Search the listing below for "στις". Copy each matching line.

→ MATERIAL FOR THIS EXERCISE:
######

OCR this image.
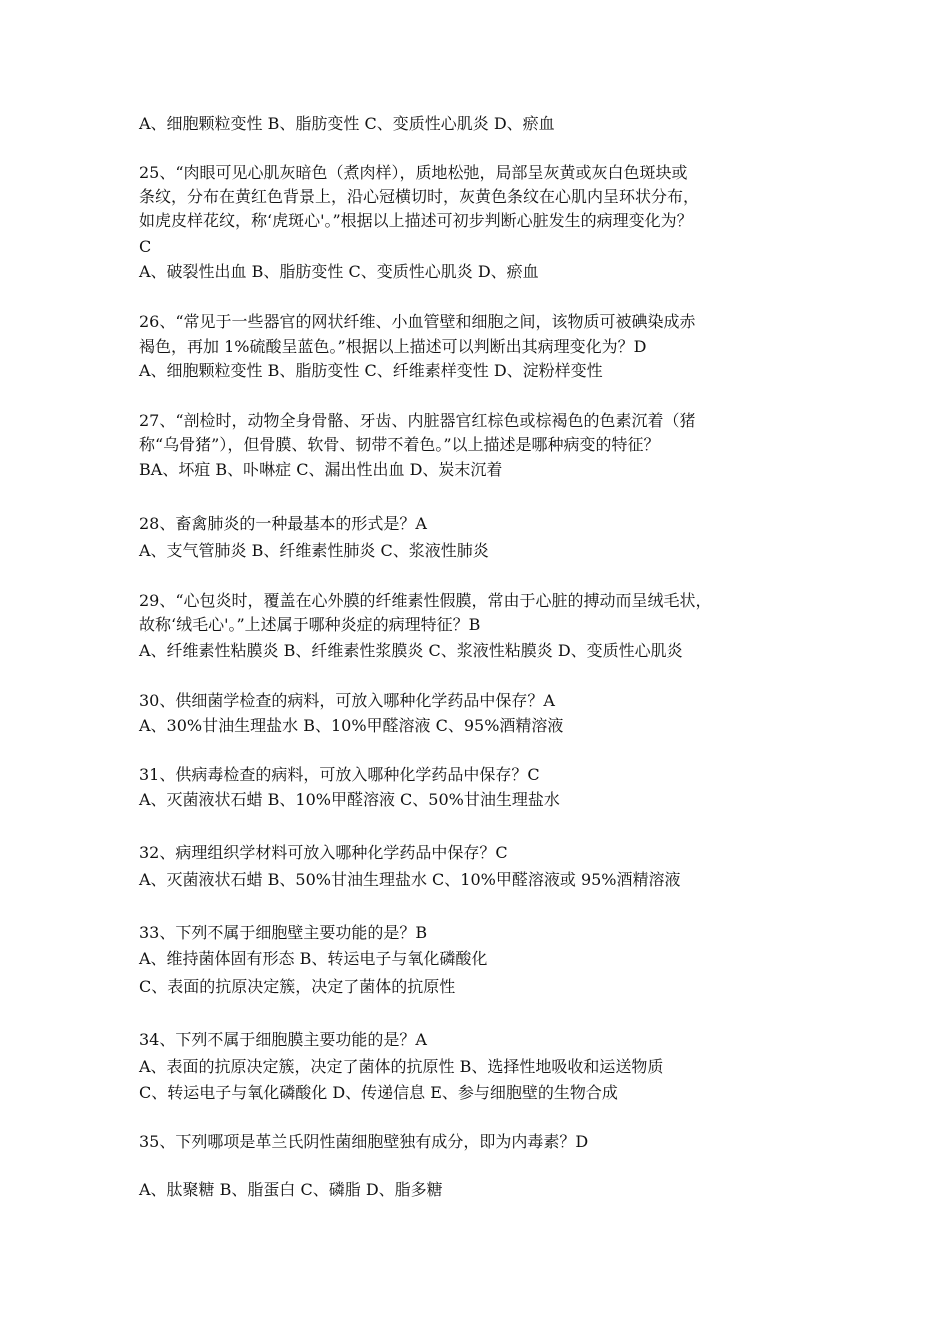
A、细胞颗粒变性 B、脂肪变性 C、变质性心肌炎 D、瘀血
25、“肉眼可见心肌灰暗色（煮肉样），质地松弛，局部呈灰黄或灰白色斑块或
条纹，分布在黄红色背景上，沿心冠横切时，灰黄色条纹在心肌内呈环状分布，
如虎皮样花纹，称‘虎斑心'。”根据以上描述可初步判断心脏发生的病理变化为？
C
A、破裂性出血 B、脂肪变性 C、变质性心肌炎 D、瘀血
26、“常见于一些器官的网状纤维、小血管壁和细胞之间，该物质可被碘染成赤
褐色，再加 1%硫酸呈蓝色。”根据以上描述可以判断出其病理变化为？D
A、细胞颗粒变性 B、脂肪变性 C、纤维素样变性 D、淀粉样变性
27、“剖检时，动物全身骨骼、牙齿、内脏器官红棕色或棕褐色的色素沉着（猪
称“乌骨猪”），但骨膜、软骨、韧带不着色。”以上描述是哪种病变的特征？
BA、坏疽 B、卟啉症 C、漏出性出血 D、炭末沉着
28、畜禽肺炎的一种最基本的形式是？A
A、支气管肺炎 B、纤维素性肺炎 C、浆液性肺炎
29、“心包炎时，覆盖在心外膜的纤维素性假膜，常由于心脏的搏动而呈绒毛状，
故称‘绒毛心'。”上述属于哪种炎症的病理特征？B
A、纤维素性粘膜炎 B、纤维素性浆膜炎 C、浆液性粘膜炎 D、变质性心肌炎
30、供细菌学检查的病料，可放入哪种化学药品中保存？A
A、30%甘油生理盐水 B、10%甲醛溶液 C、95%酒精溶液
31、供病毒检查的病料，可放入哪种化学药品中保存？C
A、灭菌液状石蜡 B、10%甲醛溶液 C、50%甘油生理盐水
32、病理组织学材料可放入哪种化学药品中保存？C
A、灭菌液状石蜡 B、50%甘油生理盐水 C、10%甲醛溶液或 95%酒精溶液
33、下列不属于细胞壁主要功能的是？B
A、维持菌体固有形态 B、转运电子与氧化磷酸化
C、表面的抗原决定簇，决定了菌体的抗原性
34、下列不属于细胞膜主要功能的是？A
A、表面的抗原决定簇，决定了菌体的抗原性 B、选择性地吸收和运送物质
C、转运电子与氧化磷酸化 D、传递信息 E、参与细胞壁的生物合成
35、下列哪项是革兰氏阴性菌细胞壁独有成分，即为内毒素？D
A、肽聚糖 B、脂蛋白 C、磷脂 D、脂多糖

######

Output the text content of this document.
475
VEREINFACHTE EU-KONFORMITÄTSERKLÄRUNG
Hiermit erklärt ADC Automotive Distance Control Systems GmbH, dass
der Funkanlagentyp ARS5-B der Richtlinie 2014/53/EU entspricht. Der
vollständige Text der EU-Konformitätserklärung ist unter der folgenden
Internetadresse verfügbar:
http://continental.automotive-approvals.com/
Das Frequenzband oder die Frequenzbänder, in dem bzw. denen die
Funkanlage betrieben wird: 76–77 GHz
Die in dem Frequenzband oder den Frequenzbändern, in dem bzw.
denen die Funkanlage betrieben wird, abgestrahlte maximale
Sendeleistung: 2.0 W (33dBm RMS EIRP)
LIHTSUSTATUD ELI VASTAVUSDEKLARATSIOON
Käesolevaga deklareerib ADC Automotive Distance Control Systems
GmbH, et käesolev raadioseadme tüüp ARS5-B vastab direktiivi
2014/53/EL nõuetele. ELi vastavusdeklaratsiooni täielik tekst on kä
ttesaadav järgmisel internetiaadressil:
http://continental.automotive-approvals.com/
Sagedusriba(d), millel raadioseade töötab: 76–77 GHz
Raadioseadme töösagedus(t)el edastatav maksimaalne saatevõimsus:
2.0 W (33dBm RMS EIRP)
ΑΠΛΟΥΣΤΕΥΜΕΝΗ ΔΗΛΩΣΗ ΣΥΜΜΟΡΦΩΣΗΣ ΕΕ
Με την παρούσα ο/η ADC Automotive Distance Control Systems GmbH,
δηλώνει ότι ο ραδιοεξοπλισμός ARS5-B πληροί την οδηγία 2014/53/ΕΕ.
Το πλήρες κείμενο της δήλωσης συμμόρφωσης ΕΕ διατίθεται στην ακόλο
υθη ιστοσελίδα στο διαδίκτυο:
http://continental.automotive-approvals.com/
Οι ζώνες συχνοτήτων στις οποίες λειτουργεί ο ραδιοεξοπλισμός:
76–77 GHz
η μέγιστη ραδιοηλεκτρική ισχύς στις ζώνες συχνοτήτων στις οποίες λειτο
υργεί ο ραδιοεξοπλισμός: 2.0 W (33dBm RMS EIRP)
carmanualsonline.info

######

→ RESULT OF THIS TASK:
Οι ζώνες συχνοτήτων στις οποίες λειτουργεί ο ραδιοεξοπλισμός:
η μέγιστη ραδιοηλεκτρική ισχύς στις ζώνες συχνοτήτων στις οποίες λειτο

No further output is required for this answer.